── Texto fuente
Pero hubo quienes se quedaron atrás en esta búsqueda apresurada de un asentamiento sólido. Aunque a menudo lo intentaban, estos expertos no podían evitar tan fácilmente la mezcla de lo mecánico y lo psíquico, pues había sido su 'raison d’être'. La medicina moral, el alienismo, la medicina mental y la psiquiatría habían sido creados sobre estos problemáticos cimientos. Atrapado entre su compromiso con la biología y la realidad de la experiencia interior, este campo oscilaría periódicamente hacia la mente o el cerebro, hacia la naturaleza o el aprendizaje. Sin embargo, a diferencia de la psicología y la neurología, los herederos de Battie, Pinel y Reil jamás se desharían por completo de los dilemas de una mente corpórea. De ese modo, su disciplina resultaría de mal gusto para médicos y poetas, feligreses y humanistas seculares por igual. Atrapados en tierra de nadie, estos médicos se convirtieron en los custodios de problemas modernos que ninguna ciencia quería resolver.
────
── Datos proporcionados
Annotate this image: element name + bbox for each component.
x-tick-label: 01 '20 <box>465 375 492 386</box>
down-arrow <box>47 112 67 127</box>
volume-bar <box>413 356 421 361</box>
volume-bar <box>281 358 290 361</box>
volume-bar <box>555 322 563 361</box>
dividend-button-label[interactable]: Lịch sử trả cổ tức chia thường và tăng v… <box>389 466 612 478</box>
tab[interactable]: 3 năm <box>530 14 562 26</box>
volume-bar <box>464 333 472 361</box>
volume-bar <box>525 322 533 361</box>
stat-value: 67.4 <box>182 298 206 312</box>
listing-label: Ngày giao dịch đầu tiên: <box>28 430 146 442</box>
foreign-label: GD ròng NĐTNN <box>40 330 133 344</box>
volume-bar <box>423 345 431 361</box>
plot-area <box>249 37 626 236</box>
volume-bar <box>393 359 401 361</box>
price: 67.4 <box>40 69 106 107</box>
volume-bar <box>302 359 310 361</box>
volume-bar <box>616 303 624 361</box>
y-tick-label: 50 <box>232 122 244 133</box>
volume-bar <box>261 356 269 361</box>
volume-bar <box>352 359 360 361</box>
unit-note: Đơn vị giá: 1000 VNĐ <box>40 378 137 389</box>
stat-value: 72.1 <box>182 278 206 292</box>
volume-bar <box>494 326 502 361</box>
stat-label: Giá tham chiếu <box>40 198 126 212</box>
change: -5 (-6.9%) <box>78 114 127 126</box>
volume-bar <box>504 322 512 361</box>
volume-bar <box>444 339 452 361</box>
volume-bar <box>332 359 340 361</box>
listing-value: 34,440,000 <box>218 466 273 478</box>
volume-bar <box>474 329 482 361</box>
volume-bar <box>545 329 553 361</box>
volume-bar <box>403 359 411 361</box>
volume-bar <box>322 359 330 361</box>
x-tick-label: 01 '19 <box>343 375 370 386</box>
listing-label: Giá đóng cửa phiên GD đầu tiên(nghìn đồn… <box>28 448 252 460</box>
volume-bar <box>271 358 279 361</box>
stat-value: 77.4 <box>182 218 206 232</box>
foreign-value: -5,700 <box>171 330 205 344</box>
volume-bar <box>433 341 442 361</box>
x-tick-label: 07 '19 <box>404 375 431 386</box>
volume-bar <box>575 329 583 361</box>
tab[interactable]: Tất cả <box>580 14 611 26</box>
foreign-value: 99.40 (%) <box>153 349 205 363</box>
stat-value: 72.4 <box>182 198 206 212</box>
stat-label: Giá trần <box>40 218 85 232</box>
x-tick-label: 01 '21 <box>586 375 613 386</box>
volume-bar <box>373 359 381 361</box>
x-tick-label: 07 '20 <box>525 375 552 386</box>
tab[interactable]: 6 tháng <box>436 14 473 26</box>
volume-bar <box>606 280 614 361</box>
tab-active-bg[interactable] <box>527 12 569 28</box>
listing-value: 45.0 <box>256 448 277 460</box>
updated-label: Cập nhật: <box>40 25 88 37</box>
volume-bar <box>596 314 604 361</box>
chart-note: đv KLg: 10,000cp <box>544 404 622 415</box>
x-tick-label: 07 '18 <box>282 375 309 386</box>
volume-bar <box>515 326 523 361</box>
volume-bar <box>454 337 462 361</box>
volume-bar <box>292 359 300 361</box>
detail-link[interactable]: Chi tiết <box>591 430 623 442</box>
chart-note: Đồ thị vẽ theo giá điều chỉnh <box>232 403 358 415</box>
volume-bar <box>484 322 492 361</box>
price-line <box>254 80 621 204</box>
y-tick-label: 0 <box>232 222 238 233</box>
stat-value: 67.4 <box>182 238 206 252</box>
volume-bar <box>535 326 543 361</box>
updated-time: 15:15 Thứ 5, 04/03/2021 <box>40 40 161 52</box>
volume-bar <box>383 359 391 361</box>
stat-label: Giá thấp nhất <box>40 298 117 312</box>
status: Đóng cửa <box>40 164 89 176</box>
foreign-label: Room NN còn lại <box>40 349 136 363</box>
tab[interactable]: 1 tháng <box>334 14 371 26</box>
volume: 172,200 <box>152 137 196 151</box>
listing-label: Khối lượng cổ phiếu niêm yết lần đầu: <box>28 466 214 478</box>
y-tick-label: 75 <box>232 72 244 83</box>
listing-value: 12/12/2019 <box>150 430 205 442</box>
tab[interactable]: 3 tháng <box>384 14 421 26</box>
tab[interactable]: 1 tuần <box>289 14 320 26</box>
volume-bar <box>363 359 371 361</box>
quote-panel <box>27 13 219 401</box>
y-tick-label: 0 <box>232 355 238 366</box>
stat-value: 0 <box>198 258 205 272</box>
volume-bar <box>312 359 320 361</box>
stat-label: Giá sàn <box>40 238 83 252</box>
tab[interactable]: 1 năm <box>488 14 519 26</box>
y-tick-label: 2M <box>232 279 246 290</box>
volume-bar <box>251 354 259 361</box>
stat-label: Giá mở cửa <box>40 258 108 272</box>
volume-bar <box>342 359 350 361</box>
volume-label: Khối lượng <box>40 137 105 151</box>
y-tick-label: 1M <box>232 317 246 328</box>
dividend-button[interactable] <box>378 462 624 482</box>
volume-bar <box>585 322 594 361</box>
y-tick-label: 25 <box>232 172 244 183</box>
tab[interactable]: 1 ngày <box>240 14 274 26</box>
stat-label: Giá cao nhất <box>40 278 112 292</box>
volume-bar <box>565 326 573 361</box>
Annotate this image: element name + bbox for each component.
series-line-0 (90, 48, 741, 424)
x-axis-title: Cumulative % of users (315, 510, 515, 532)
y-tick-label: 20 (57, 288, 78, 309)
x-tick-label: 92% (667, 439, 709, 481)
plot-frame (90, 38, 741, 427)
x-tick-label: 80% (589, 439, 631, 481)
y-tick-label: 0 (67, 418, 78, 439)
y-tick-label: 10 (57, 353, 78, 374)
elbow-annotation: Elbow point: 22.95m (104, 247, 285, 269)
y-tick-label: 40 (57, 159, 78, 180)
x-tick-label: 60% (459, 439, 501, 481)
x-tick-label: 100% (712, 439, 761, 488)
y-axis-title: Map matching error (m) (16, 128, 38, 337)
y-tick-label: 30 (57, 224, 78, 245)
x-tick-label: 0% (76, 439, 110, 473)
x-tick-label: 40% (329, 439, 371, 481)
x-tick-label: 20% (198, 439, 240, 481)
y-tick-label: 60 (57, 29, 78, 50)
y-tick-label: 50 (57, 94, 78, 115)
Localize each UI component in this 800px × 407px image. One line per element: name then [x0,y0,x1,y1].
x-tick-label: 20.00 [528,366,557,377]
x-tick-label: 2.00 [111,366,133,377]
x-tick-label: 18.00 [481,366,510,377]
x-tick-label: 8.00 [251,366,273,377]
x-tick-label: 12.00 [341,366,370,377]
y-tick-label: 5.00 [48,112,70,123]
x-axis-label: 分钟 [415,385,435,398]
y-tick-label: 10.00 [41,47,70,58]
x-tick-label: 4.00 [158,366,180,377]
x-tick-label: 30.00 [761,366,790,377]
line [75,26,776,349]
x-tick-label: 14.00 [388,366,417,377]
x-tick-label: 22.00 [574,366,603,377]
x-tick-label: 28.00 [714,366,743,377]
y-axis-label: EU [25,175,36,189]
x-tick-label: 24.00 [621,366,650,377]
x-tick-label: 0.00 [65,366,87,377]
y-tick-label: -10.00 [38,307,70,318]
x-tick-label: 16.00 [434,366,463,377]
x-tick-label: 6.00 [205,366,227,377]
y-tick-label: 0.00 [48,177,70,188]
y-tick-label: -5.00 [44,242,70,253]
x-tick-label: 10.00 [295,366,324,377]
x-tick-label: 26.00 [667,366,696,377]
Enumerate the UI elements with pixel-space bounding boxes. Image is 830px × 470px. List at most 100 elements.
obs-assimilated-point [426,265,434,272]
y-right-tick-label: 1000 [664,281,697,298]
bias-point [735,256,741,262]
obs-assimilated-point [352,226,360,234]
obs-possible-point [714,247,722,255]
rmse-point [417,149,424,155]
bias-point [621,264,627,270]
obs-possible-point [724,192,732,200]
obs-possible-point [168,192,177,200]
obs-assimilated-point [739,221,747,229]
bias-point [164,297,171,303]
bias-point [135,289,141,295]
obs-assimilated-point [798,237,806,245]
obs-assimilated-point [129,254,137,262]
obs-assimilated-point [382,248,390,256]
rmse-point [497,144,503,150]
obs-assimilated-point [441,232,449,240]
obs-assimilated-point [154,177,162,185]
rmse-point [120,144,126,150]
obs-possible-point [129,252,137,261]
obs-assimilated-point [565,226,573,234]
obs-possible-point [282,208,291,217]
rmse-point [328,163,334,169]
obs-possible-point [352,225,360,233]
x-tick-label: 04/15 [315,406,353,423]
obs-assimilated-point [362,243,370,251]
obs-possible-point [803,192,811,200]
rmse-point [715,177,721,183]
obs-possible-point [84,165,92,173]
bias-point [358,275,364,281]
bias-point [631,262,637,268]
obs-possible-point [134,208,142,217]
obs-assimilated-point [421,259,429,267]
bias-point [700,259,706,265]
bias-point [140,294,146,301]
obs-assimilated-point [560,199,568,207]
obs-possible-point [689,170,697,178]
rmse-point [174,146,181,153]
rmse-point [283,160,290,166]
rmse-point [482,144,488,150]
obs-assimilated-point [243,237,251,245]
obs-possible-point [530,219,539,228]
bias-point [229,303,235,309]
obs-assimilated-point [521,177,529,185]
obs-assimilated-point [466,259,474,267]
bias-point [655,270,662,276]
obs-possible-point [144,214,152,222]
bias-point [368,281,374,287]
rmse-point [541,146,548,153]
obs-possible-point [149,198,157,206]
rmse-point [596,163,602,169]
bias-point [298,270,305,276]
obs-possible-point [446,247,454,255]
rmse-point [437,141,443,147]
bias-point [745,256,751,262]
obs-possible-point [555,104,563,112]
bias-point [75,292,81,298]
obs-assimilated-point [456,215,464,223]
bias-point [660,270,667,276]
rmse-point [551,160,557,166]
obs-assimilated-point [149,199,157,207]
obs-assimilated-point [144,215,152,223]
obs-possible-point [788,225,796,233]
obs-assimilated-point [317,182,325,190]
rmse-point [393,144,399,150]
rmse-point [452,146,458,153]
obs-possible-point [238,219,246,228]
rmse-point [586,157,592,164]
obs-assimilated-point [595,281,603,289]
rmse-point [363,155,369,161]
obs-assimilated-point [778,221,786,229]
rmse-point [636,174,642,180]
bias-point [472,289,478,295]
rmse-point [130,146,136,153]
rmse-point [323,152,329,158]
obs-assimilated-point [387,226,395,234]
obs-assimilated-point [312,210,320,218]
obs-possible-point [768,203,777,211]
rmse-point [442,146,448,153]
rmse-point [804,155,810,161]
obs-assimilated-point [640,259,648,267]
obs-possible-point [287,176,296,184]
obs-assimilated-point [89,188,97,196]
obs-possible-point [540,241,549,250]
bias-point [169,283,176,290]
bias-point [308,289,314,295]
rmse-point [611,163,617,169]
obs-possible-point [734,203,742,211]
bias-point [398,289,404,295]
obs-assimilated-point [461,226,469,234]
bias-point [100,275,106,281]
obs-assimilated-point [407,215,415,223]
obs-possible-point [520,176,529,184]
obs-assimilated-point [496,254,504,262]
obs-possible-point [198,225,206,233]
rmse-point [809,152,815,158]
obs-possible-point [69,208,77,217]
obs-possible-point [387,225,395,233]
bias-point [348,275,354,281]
────
■ **Actividades**:
a – Según el texto fuente, ¿qué campos se habían creado sobre esos problemáticos cimientos?
b – Indica si cada afirmación concuerda con el texto fuente y cita las palabras que lo deciden: (i) el campo oscilaría periódicamente hacia la mente o el cerebro; (ii) los herederos de Battie, Pinel y Reil se deshicieron por completo de los dilemas de una mente corpórea; (iii) la disciplina resultaba del agrado de médicos y poetas.

■ **Respuestas en orden**:
a – La medicina moral, el alienismo, la medicina mental y la psiquiatría.

b –
(i) Sí: «este campo oscilaría periódicamente hacia la mente o el cerebro».
(ii) No: «jamás se desharían por completo de los dilemas de una mente corpórea».
(iii) No: «su disciplina resultaría de mal gusto para médicos y poetas».